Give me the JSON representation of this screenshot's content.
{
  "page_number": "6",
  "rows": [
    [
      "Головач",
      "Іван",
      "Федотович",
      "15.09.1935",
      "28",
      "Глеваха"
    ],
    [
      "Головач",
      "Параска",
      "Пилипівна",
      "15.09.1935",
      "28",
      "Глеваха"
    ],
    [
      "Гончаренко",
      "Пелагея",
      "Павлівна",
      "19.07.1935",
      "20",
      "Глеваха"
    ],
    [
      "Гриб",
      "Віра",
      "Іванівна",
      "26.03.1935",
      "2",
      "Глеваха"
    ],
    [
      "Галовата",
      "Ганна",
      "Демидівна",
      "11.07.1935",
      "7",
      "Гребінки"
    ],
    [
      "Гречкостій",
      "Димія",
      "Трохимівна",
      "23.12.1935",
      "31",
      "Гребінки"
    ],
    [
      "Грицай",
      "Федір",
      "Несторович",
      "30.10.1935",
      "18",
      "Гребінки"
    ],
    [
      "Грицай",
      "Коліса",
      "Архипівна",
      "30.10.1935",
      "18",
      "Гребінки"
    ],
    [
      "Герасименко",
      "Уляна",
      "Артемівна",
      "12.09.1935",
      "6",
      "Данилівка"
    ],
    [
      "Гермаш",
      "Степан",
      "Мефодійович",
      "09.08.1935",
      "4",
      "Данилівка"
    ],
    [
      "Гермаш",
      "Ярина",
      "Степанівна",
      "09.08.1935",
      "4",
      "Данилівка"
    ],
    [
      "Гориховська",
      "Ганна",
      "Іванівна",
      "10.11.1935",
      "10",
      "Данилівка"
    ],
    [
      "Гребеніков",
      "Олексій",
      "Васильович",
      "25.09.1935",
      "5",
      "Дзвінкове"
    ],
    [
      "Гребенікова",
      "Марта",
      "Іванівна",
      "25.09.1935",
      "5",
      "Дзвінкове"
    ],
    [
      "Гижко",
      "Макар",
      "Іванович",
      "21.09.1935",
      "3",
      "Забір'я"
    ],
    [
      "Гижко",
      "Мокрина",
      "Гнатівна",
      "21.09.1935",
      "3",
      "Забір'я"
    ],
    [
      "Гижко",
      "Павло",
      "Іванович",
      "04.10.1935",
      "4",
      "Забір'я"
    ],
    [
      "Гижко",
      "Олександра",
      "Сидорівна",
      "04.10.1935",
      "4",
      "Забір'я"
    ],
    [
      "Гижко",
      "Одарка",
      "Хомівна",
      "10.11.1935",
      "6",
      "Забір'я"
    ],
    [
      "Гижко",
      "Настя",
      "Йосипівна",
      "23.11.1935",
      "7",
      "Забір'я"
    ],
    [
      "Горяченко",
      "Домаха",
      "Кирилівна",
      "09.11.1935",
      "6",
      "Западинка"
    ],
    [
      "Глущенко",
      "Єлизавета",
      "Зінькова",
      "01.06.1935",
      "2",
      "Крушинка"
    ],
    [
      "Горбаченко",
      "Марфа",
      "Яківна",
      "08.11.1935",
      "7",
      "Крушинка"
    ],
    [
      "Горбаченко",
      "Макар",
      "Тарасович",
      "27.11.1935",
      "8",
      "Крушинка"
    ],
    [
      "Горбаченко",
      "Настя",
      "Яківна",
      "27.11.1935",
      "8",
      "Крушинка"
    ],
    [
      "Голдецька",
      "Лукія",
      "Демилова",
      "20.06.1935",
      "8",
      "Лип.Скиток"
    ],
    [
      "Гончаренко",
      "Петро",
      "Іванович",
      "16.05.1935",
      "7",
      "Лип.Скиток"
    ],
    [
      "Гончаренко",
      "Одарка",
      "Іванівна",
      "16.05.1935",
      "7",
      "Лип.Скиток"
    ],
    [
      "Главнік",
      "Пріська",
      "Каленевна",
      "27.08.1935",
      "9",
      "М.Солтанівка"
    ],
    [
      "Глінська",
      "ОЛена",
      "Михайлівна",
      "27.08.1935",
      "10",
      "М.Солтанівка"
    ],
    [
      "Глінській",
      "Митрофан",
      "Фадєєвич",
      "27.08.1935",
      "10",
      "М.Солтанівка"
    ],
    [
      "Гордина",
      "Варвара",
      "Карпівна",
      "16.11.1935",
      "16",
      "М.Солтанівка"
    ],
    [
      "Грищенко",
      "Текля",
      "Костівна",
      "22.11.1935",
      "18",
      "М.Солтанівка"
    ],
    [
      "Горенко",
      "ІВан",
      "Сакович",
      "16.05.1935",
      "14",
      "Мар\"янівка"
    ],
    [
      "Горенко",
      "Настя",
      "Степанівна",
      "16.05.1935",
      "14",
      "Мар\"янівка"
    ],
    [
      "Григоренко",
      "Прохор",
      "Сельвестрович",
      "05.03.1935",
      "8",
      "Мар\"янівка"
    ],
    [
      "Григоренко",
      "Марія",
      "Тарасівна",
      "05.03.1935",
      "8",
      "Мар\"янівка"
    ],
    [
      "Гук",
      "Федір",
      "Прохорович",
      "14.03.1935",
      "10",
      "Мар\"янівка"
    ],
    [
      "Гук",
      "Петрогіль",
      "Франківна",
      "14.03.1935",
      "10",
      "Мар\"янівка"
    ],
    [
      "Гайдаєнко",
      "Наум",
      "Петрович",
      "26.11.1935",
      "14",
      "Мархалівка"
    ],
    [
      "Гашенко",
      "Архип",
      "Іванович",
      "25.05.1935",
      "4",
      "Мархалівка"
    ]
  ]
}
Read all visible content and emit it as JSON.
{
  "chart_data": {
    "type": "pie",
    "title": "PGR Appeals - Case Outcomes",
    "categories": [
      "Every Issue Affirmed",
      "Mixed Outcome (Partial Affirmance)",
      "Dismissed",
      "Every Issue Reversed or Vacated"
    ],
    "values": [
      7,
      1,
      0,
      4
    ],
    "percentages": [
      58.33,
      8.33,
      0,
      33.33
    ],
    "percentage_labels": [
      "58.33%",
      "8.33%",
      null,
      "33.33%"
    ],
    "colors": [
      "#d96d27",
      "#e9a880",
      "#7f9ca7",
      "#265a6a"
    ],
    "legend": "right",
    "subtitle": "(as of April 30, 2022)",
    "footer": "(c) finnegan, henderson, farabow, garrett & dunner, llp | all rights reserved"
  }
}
────────────────
**What the task requires:**
Make an exact copy of the records.

**Answer:**
Give me the JSON representation of this screenshot's content.
{
  "page_number": "6",
  "rows": [
    [
      "Головач",
      "Іван",
      "Федотович",
      "15.09.1935",
      "28",
      "Глеваха"
    ],
    [
      "Головач",
      "Параска",
      "Пилипівна",
      "15.09.1935",
      "28",
      "Глеваха"
    ],
    [
      "Гончаренко",
      "Пелагея",
      "Павлівна",
      "19.07.1935",
      "20",
      "Глеваха"
    ],
    [
      "Гриб",
      "Віра",
      "Іванівна",
      "26.03.1935",
      "2",
      "Глеваха"
    ],
    [
      "Галовата",
      "Ганна",
      "Демидівна",
      "11.07.1935",
      "7",
      "Гребінки"
    ],
    [
      "Гречкостій",
      "Димія",
      "Трохимівна",
      "23.12.1935",
      "31",
      "Гребінки"
    ],
    [
      "Грицай",
      "Федір",
      "Несторович",
      "30.10.1935",
      "18",
      "Гребінки"
    ],
    [
      "Грицай",
      "Коліса",
      "Архипівна",
      "30.10.1935",
      "18",
      "Гребінки"
    ],
    [
      "Герасименко",
      "Уляна",
      "Артемівна",
      "12.09.1935",
      "6",
      "Данилівка"
    ],
    [
      "Гермаш",
      "Степан",
      "Мефодійович",
      "09.08.1935",
      "4",
      "Данилівка"
    ],
    [
      "Гермаш",
      "Ярина",
      "Степанівна",
      "09.08.1935",
      "4",
      "Данилівка"
    ],
    [
      "Гориховська",
      "Ганна",
      "Іванівна",
      "10.11.1935",
      "10",
      "Данилівка"
    ],
    [
      "Гребеніков",
      "Олексій",
      "Васильович",
      "25.09.1935",
      "5",
      "Дзвінкове"
    ],
    [
      "Гребенікова",
      "Марта",
      "Іванівна",
      "25.09.1935",
      "5",
      "Дзвінкове"
    ],
    [
      "Гижко",
      "Макар",
      "Іванович",
      "21.09.1935",
      "3",
      "Забір'я"
    ],
    [
      "Гижко",
      "Мокрина",
      "Гнатівна",
      "21.09.1935",
      "3",
      "Забір'я"
    ],
    [
      "Гижко",
      "Павло",
      "Іванович",
      "04.10.1935",
      "4",
      "Забір'я"
    ],
    [
      "Гижко",
      "Олександра",
      "Сидорівна",
      "04.10.1935",
      "4",
      "Забір'я"
    ],
    [
      "Гижко",
      "Одарка",
      "Хомівна",
      "10.11.1935",
      "6",
      "Забір'я"
    ],
    [
      "Гижко",
      "Настя",
      "Йосипівна",
      "23.11.1935",
      "7",
      "Забір'я"
    ],
    [
      "Горяченко",
      "Домаха",
      "Кирилівна",
      "09.11.1935",
      "6",
      "Западинка"
    ],
    [
      "Глущенко",
      "Єлизавета",
      "Зінькова",
      "01.06.1935",
      "2",
      "Крушинка"
    ],
    [
      "Горбаченко",
      "Марфа",
      "Яківна",
      "08.11.1935",
      "7",
      "Крушинка"
    ],
    [
      "Горбаченко",
      "Макар",
      "Тарасович",
      "27.11.1935",
      "8",
      "Крушинка"
    ],
    [
      "Горбаченко",
      "Настя",
      "Яківна",
      "27.11.1935",
      "8",
      "Крушинка"
    ],
    [
      "Голдецька",
      "Лукія",
      "Демилова",
      "20.06.1935",
      "8",
      "Лип.Скиток"
    ],
    [
      "Гончаренко",
      "Петро",
      "Іванович",
      "16.05.1935",
      "7",
      "Лип.Скиток"
    ],
    [
      "Гончаренко",
      "Одарка",
      "Іванівна",
      "16.05.1935",
      "7",
      "Лип.Скиток"
    ],
    [
      "Главнік",
      "Пріська",
      "Каленевна",
      "27.08.1935",
      "9",
      "М.Солтанівка"
    ],
    [
      "Глінська",
      "ОЛена",
      "Михайлівна",
      "27.08.1935",
      "10",
      "М.Солтанівка"
    ],
    [
      "Глінській",
      "Митрофан",
      "Фадєєвич",
      "27.08.1935",
      "10",
      "М.Солтанівка"
    ],
    [
      "Гордина",
      "Варвара",
      "Карпівна",
      "16.11.1935",
      "16",
      "М.Солтанівка"
    ],
    [
      "Грищенко",
      "Текля",
      "Костівна",
      "22.11.1935",
      "18",
      "М.Солтанівка"
    ],
    [
      "Горенко",
      "ІВан",
      "Сакович",
      "16.05.1935",
      "14",
      "Мар\"янівка"
    ],
    [
      "Горенко",
      "Настя",
      "Степанівна",
      "16.05.1935",
      "14",
      "Мар\"янівка"
    ],
    [
      "Григоренко",
      "Прохор",
      "Сельвестрович",
      "05.03.1935",
      "8",
      "Мар\"янівка"
    ],
    [
      "Григоренко",
      "Марія",
      "Тарасівна",
      "05.03.1935",
      "8",
      "Мар\"янівка"
    ],
    [
      "Гук",
      "Федір",
      "Прохорович",
      "14.03.1935",
      "10",
      "Мар\"янівка"
    ],
    [
      "Гук",
      "Петрогіль",
      "Франківна",
      "14.03.1935",
      "10",
      "Мар\"янівка"
    ],
    [
      "Гайдаєнко",
      "Наум",
      "Петрович",
      "26.11.1935",
      "14",
      "Мархалівка"
    ],
    [
      "Гашенко",
      "Архип",
      "Іванович",
      "25.05.1935",
      "4",
      "Мархалівка"
    ]
  ]
}
Read all visible content and emit it as JSON.
{
  "chart_data": {
    "type": "pie",
    "title": "PGR Appeals - Case Outcomes",
    "categories": [
      "Every Issue Affirmed",
      "Mixed Outcome (Partial Affirmance)",
      "Dismissed",
      "Every Issue Reversed or Vacated"
    ],
    "values": [
      7,
      1,
      0,
      4
    ],
    "percentages": [
      58.33,
      8.33,
      0,
      33.33
    ],
    "percentage_labels": [
      "58.33%",
      "8.33%",
      null,
      "33.33%"
    ],
    "colors": [
      "#d96d27",
      "#e9a880",
      "#7f9ca7",
      "#265a6a"
    ],
    "legend": "right",
    "subtitle": "(as of April 30, 2022)",
    "footer": "(c) finnegan, henderson, farabow, garrett & dunner, llp | all rights reserved"
  }
}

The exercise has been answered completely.